■ Records provided ■
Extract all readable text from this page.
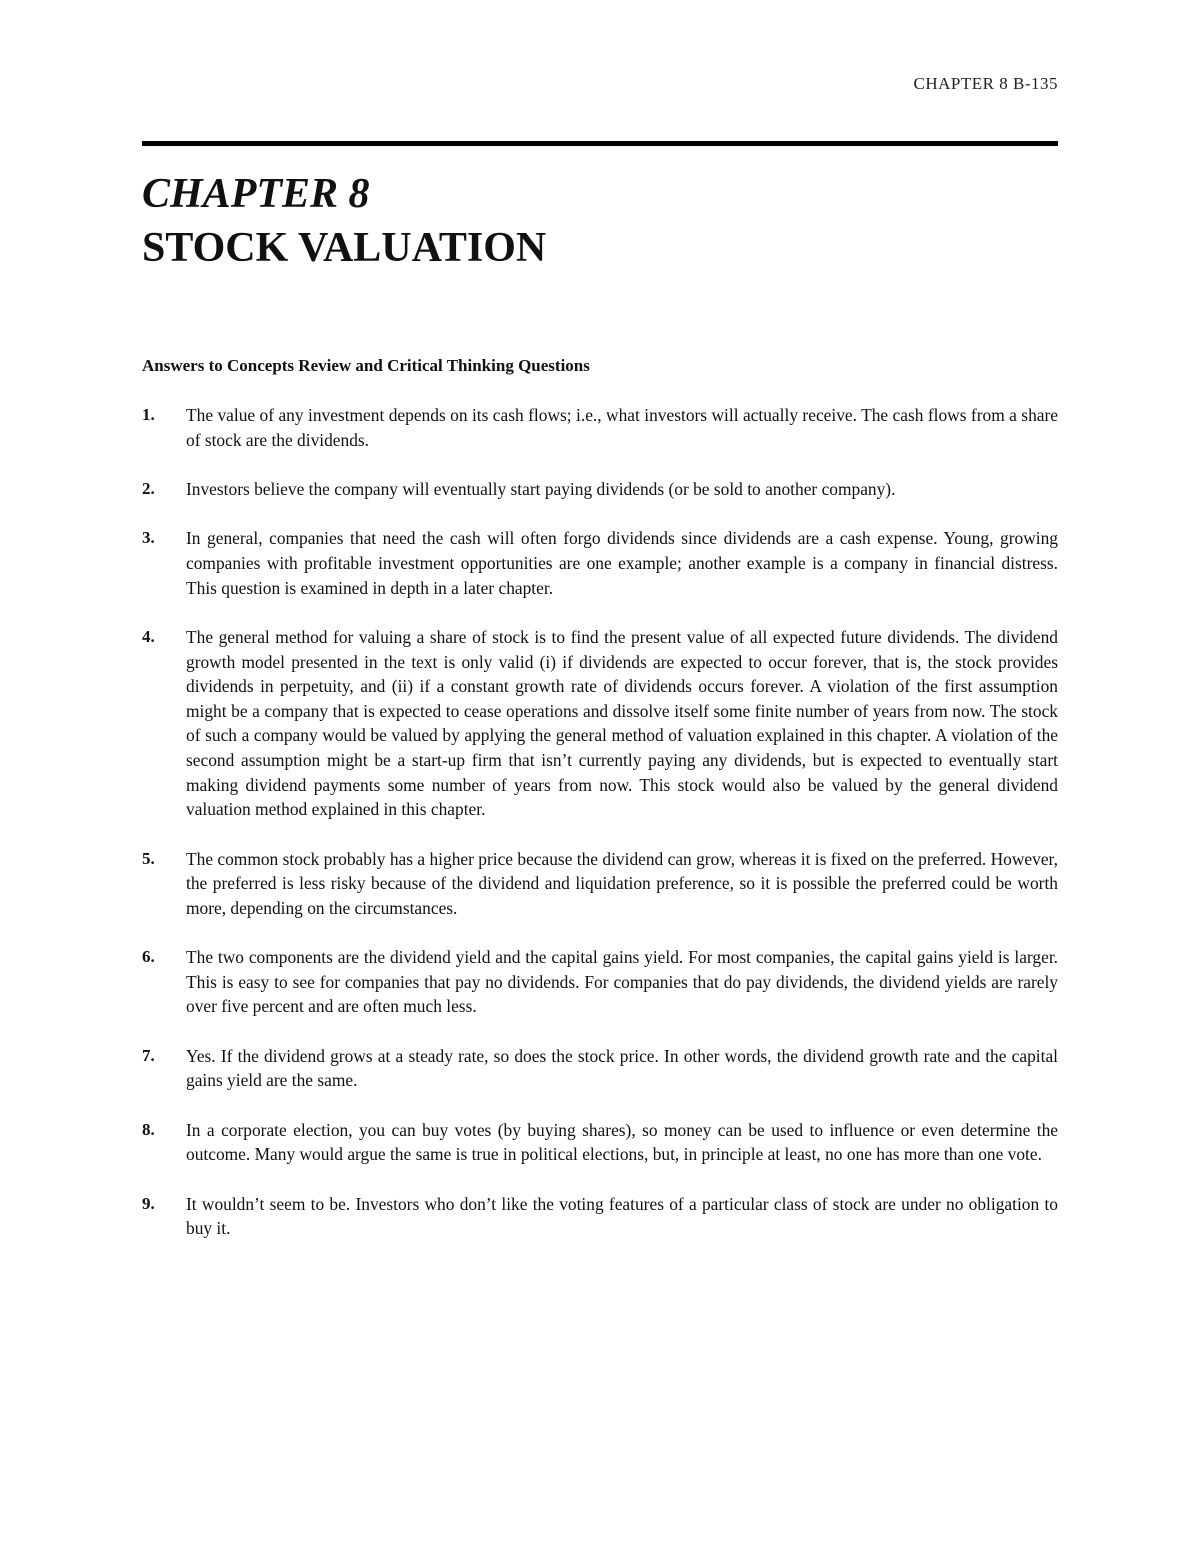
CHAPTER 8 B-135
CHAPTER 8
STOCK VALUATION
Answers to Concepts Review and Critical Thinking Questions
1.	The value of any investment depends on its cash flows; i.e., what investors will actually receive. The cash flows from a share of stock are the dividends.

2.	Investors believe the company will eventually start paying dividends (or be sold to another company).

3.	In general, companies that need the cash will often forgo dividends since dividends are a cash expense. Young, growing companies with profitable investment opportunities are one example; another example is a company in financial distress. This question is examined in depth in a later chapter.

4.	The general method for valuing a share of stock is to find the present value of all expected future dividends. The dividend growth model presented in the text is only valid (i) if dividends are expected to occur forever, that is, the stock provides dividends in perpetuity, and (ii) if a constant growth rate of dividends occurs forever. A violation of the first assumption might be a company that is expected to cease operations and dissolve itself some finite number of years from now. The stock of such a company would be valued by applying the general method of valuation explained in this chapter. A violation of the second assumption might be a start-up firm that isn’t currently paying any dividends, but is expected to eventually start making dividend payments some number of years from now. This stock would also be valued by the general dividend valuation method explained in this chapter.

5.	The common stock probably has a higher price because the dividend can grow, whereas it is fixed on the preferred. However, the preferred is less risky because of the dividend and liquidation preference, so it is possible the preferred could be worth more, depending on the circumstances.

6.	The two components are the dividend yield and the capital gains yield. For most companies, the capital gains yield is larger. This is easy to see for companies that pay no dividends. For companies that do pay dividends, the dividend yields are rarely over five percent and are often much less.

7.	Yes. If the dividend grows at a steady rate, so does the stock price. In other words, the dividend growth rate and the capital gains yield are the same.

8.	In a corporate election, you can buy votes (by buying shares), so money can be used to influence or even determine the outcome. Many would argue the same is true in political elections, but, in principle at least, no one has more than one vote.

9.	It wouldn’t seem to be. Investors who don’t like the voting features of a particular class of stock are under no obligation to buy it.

---

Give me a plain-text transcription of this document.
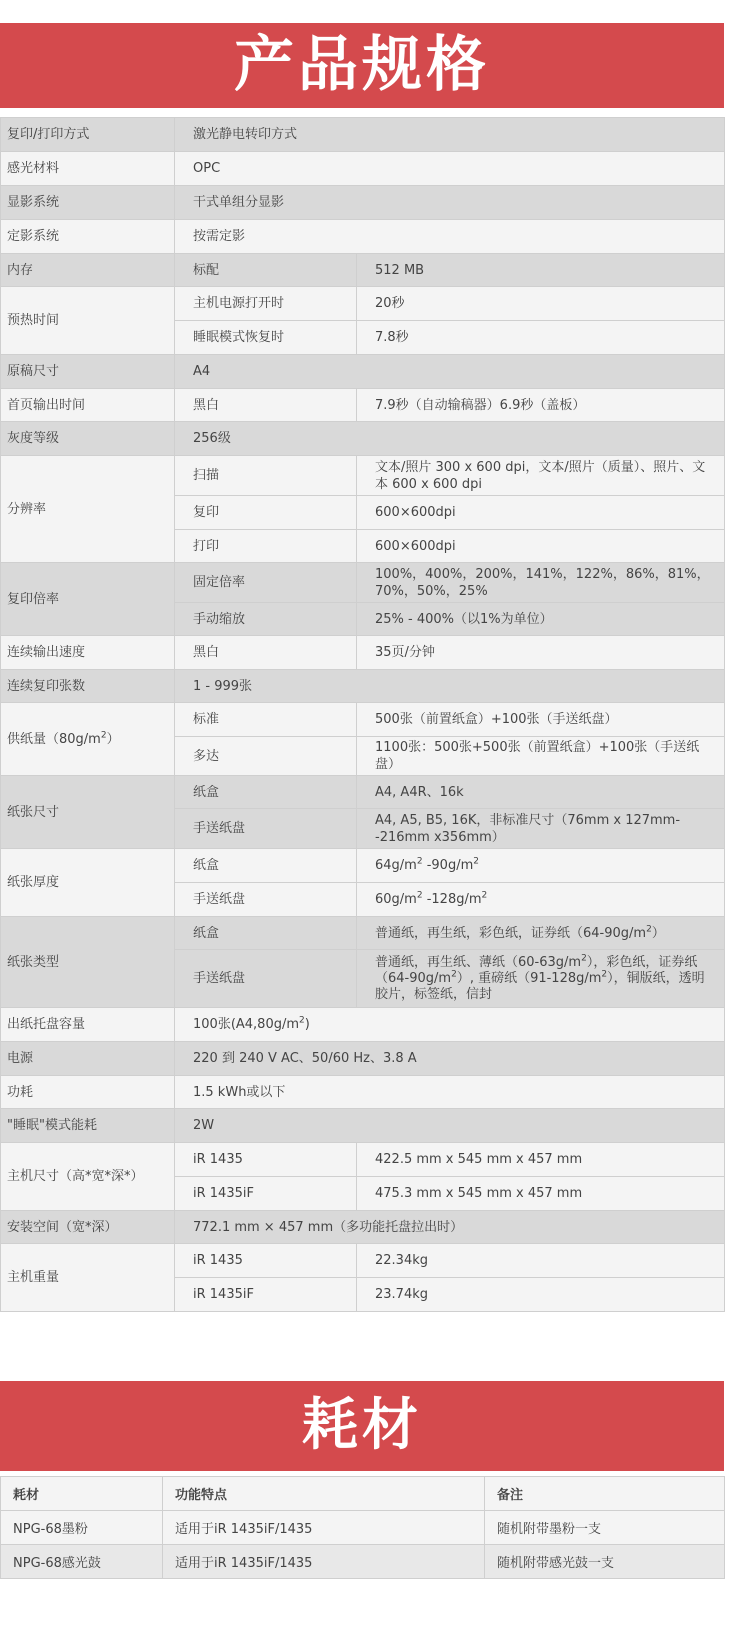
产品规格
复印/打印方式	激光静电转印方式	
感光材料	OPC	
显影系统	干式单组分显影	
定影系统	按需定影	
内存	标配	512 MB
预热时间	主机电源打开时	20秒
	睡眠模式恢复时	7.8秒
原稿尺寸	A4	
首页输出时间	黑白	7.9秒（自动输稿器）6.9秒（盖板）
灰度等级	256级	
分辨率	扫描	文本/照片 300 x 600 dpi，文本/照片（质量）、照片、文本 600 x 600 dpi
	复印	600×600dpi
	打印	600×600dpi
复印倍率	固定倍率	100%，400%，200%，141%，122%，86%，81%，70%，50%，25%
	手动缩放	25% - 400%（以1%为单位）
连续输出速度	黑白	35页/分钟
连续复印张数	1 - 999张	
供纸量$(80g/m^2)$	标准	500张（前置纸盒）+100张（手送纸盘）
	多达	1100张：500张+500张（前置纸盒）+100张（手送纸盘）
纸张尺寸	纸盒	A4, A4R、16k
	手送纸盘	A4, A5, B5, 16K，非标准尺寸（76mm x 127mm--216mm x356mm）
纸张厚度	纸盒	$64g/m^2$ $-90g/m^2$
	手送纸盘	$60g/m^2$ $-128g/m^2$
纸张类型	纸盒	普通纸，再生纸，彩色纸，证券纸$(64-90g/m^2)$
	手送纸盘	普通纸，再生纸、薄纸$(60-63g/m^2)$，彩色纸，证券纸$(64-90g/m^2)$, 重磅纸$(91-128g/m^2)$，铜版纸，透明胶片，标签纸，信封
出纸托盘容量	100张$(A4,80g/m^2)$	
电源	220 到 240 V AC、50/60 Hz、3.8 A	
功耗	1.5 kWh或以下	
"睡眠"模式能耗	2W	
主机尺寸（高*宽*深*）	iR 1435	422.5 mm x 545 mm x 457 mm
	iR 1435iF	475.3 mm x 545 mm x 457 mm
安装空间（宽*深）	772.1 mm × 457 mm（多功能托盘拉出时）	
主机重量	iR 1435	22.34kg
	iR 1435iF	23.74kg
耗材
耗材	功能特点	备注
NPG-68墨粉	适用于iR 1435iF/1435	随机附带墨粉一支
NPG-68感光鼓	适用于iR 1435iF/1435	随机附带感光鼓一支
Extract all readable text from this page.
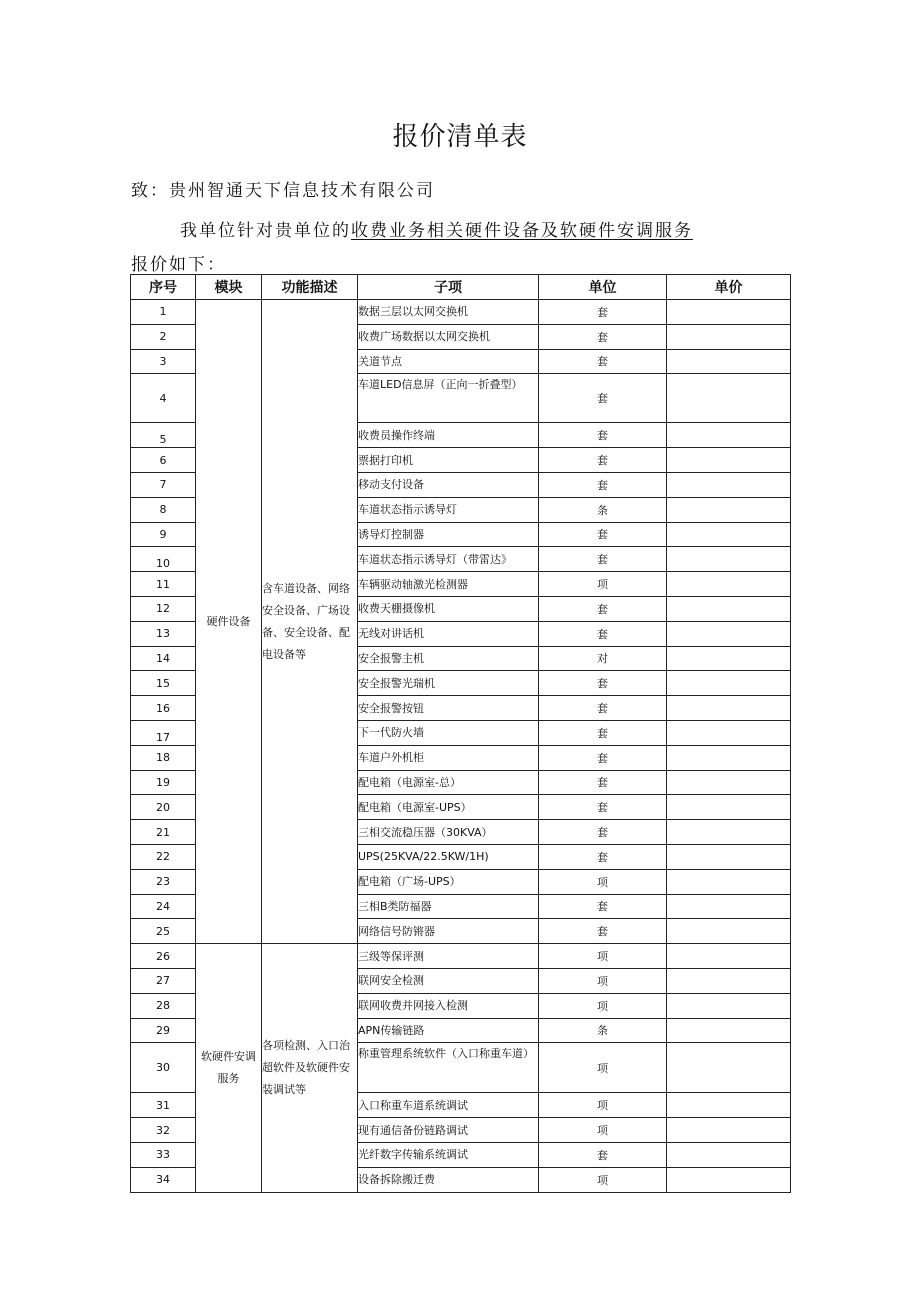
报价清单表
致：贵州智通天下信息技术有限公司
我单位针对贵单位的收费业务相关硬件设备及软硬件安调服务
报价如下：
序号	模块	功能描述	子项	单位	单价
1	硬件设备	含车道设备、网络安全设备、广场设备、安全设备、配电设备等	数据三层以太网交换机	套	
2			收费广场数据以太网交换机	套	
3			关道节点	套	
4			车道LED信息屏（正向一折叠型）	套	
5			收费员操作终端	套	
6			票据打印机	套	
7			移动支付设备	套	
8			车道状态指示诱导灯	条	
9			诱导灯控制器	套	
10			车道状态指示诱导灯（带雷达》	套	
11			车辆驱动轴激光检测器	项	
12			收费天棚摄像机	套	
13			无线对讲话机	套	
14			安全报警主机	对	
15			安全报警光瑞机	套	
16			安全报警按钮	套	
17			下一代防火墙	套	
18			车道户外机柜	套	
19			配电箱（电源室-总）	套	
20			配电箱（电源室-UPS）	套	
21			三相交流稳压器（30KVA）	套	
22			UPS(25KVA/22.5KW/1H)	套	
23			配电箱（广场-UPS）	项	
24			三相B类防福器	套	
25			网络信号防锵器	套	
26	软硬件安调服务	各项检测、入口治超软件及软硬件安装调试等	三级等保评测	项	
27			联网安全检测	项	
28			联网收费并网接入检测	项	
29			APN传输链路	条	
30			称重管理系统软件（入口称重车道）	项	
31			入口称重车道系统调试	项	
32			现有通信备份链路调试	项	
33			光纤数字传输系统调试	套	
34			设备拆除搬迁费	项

==

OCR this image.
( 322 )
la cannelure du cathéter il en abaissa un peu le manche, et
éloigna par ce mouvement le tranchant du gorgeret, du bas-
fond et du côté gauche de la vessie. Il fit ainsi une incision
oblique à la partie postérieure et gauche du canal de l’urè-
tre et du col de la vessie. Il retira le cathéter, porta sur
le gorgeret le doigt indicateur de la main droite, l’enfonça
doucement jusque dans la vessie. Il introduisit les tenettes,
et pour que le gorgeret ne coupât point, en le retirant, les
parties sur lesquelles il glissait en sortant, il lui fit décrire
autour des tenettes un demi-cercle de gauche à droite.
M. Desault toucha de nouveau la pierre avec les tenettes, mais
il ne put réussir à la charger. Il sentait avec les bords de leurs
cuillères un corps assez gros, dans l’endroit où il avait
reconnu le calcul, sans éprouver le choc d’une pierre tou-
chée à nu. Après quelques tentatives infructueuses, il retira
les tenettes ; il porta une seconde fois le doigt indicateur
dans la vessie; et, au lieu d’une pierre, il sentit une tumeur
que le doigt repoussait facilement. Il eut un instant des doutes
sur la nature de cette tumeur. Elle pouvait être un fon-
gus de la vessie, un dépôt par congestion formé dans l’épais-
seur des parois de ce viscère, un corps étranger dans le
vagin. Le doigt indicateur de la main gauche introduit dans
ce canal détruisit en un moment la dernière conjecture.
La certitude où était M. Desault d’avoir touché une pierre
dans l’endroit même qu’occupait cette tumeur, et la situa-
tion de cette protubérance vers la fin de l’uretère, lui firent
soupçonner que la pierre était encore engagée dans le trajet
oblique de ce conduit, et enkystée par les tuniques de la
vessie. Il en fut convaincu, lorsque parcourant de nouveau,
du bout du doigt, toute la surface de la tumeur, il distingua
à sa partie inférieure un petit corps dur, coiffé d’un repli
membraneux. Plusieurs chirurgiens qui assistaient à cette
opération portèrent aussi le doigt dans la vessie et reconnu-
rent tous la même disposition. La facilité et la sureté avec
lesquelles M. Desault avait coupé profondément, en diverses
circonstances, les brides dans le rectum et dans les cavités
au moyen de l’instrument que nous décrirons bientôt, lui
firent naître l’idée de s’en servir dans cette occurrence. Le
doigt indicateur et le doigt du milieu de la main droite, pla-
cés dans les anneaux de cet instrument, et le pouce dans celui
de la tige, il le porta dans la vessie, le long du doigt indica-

■ Exercise details ■
Select every line where the word "était" occurs.

■ Output ■
La certitude où était M. Desault d’avoir touché une pierre
soupçonner que la pierre était encore engagée dans le trajet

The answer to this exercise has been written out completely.